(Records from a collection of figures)
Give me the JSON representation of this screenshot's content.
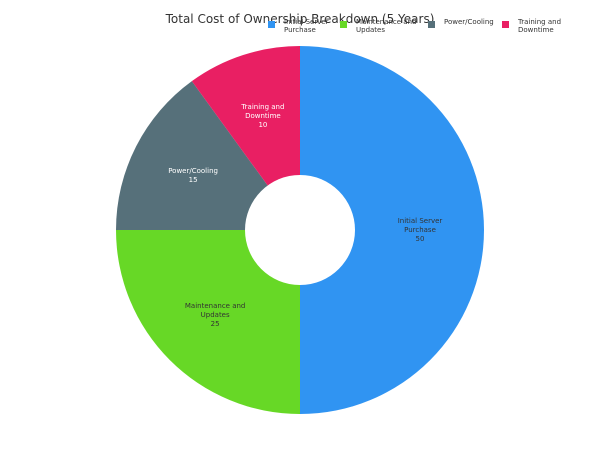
{
  "chart_data": {
    "type": "pie",
    "title": "Total Cost of Ownership Breakdown (5 Years)",
    "donut": true,
    "legend_position": "top-right",
    "slices": [
      {
        "label": "Initial Server Purchase",
        "display_label": [
          "Initial Server",
          "Purchase"
        ],
        "value": 50,
        "color": "#3094f2"
      },
      {
        "label": "Maintenance and Updates",
        "display_label": [
          "Maintenance and",
          "Updates"
        ],
        "value": 25,
        "color": "#67d826"
      },
      {
        "label": "Power/Cooling",
        "display_label": [
          "Power/Cooling"
        ],
        "value": 15,
        "color": "#56707a"
      },
      {
        "label": "Training and Downtime",
        "display_label": [
          "Training and",
          "Downtime"
        ],
        "value": 10,
        "color": "#e91f63"
      }
    ],
    "legend": [
      {
        "lines": [
          "Initial Server",
          "Purchase"
        ],
        "color": "#3094f2"
      },
      {
        "lines": [
          "Maintenance and",
          "Updates"
        ],
        "color": "#67d826"
      },
      {
        "lines": [
          "Power/Cooling"
        ],
        "color": "#56707a"
      },
      {
        "lines": [
          "Training and",
          "Downtime"
        ],
        "color": "#e91f63"
      }
    ],
    "slice_label_colors": [
      "#333333",
      "#333333",
      "#ffffff",
      "#ffffff"
    ]
  }
}
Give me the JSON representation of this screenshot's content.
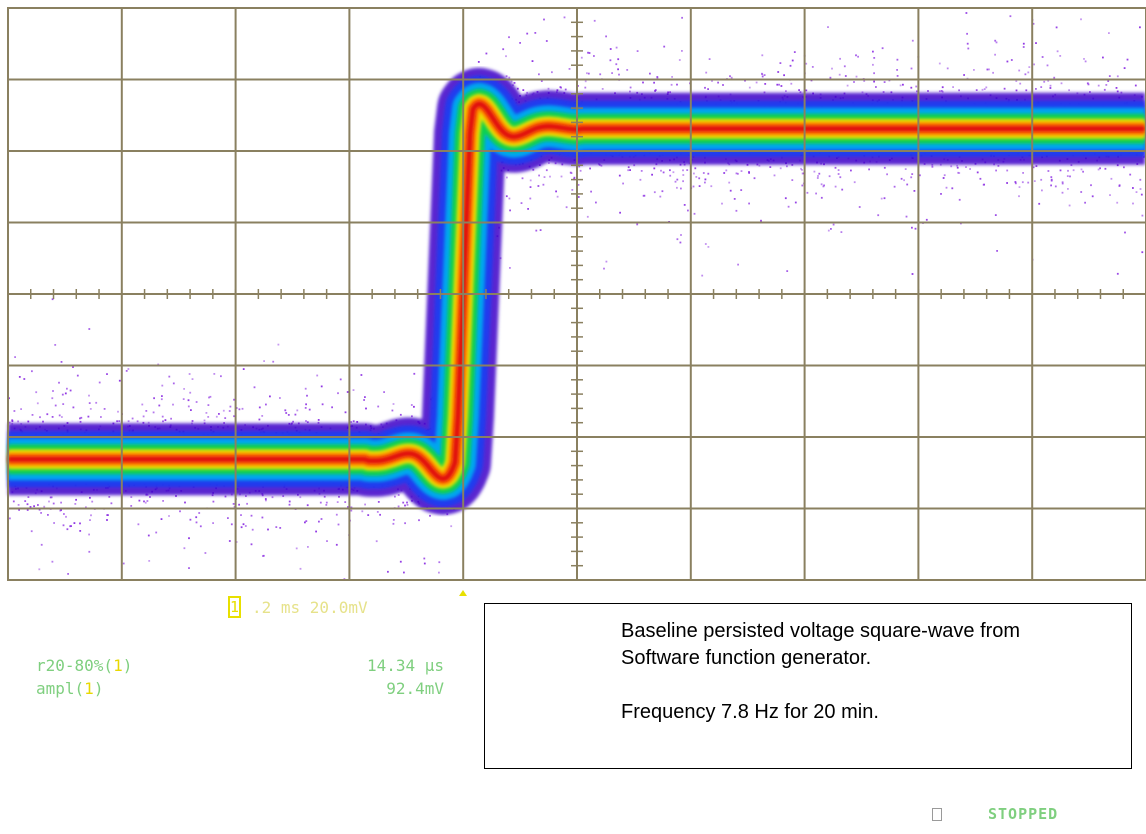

TASK REQUIREMENTS
Keep the pictures out and write out the records exactly.

OUTPUT FOR THIS TASK
Give me the JSON representation of this screenshot's content.
{
  "chart_data": {
    "type": "pie",
    "title": "Total Cost of Ownership Breakdown (5 Years)",
    "donut": true,
    "legend_position": "top-right",
    "slices": [
      {
        "label": "Initial Server Purchase",
        "display_label": [
          "Initial Server",
          "Purchase"
        ],
        "value": 50,
        "color": "#3094f2"
      },
      {
        "label": "Maintenance and Updates",
        "display_label": [
          "Maintenance and",
          "Updates"
        ],
        "value": 25,
        "color": "#67d826"
      },
      {
        "label": "Power/Cooling",
        "display_label": [
          "Power/Cooling"
        ],
        "value": 15,
        "color": "#56707a"
      },
      {
        "label": "Training and Downtime",
        "display_label": [
          "Training and",
          "Downtime"
        ],
        "value": 10,
        "color": "#e91f63"
      }
    ],
    "legend": [
      {
        "lines": [
          "Initial Server",
          "Purchase"
        ],
        "color": "#3094f2"
      },
      {
        "lines": [
          "Maintenance and",
          "Updates"
        ],
        "color": "#67d826"
      },
      {
        "lines": [
          "Power/Cooling"
        ],
        "color": "#56707a"
      },
      {
        "lines": [
          "Training and",
          "Downtime"
        ],
        "color": "#e91f63"
      }
    ],
    "slice_label_colors": [
      "#333333",
      "#333333",
      "#ffffff",
      "#ffffff"
    ]
  }
}
Give me the JSON representation of this screenshot's content.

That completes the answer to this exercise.